━━━━━ Extracted text
Andrews University and the legacy of John Macpherson Berrien

In 1863, during the bloodiest conflict in United States history, the Seventh-day Adventist Church was founded. Much has been said about Adventists’ connection to the 19th century abolitionist movement at the heart of America’s Civil War. Benjamin Baker, Kevin M. Burton, Doug Morgan, and others have noted that many early Adventist pioneers petitioned against slavery, joined political parties devoted to its abolition, and applied the third angel’s message to the antislavery cause.

The Seventh-day Adventist Church is unique in this regard. Unlike its Protestant counterparts, whose legacies do include the peculiar institution of slavery, members of the Adventist church never held enslaved people. If any self-proclaimed Adventist held such views or subscribed to racist thinking, they would be disfellowshipped from the church. However, this does not absolve the Adventist church entirely from the legacy of slavery, deeply embedded into the U.S. cultural landscape. From the legacy of failed Reconstruction to Jim Crow, domestic terrorism and mass incarceration to the racial wealth gap, and from voting rights and fair housing to education, slavery’s impact is everywhere.

The church, deeply concerned with the imminent second coming of Christ, has made it its mission to bring healthy living and Christ-centered education to the world, becoming the second-largest healthcare and education provider on the planet. With such notoriety and an increasingly recognizable brand (just a glance at a NASCAR race, the 2020 NBA Bubble, and the formidable Choir of the World), this should prompt inward reflection on what Adventist institutions may look like within their local communities, particularly in the realm of education.
━━━━━━━━━━
━━━━━ Given records
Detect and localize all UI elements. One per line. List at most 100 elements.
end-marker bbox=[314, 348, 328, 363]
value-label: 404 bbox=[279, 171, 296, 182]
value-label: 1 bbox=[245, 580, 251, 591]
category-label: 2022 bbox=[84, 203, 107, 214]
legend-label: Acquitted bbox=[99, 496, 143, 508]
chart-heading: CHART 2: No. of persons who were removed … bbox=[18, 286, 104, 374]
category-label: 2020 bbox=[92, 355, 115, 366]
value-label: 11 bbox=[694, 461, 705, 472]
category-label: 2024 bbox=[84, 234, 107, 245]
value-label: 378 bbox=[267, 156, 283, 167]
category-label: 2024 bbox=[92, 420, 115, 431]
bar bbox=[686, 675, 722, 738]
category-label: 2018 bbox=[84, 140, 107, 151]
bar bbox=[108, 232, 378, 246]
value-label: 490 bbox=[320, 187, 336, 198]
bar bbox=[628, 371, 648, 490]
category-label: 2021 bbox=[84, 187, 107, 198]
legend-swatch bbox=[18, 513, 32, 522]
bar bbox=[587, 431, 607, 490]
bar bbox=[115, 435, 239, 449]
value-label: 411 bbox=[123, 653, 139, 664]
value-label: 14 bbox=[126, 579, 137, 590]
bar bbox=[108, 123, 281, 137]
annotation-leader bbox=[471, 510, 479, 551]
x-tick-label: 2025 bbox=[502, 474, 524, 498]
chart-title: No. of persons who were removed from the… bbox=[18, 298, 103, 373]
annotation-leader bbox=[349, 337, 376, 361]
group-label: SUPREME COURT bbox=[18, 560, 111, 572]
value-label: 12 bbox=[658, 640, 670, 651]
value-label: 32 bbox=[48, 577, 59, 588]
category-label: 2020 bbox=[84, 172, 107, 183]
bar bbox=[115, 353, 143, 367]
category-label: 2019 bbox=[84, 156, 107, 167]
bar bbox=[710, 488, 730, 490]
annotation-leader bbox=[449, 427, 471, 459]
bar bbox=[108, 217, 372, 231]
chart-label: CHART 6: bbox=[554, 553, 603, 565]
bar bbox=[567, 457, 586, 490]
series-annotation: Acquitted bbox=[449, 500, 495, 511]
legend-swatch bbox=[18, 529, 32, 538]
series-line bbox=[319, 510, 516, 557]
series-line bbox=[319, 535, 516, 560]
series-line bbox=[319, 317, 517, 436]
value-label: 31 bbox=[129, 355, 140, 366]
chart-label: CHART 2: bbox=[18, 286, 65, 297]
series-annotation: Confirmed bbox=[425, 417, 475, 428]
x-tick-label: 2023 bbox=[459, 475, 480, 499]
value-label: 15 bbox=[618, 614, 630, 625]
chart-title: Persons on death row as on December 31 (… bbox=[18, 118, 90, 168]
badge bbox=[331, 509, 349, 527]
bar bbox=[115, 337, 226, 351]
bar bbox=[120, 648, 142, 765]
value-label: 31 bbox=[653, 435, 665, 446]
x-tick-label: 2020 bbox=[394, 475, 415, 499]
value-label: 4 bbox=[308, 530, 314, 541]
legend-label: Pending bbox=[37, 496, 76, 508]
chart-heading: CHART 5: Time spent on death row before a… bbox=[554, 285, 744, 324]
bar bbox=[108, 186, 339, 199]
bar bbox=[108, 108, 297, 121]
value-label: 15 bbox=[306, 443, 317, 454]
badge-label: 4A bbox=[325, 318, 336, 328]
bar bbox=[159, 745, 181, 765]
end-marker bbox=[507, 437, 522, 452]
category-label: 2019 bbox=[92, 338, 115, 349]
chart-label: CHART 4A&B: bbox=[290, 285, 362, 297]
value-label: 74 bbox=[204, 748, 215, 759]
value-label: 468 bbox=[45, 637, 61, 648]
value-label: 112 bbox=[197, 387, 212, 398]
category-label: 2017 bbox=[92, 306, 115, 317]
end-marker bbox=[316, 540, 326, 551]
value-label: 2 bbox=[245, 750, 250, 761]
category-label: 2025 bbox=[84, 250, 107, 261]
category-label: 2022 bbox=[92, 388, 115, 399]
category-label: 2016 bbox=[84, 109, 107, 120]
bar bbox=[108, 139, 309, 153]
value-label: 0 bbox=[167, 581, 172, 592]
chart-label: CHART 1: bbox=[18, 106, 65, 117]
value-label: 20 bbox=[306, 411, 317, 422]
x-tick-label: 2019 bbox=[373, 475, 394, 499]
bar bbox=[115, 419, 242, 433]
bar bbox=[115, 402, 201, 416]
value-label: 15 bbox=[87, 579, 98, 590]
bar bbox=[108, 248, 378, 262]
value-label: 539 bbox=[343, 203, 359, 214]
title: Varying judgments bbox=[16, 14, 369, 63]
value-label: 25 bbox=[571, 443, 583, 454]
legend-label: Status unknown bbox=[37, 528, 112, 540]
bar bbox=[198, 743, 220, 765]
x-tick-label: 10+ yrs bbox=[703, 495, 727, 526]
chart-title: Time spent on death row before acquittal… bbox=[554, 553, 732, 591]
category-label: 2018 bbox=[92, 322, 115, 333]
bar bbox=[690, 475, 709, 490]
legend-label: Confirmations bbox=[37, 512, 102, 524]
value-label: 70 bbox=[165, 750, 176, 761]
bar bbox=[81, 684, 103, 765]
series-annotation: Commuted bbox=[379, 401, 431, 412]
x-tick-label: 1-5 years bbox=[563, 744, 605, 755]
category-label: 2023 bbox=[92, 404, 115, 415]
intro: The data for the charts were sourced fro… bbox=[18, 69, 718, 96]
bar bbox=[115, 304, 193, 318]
━━━━━━━━━━
● Given problem 1
Sum up the piece on Adventists and the legacy of slavery in two sentences.
● Given problem 2
Please reproduce the stretch of the piece on Adventists and the legacy of slavery from "The Seventh-day Adventist Church is" through "impact is everywhere.", word for word.

● Full output 1
The Seventh-day Adventist Church was founded in 1863, during the Civil War, and many of its early pioneers opposed slavery, while its members never held enslaved people. Even so, the church is not entirely free of the legacy of slavery embedded in U.S. culture, and as a major healthcare and education provider with a recognizable brand it should reflect on what its institutions look like in their local communities, particularly in education.

● Full output 2
The Seventh-day Adventist Church is unique in this regard. Unlike its Protestant counterparts, whose legacies do include the peculiar institution of slavery, members of the Adventist church never held enslaved people. If any self-proclaimed Adventist held such views or subscribed to racist thinking, they would be disfellowshipped from the church. However, this does not absolve the Adventist church entirely from the legacy of slavery, deeply embedded into the U.S. cultural landscape. From the legacy of failed Reconstruction to Jim Crow, domestic terrorism and mass incarceration to the racial wealth gap, and from voting rights and fair housing to education, slavery’s impact is everywhere.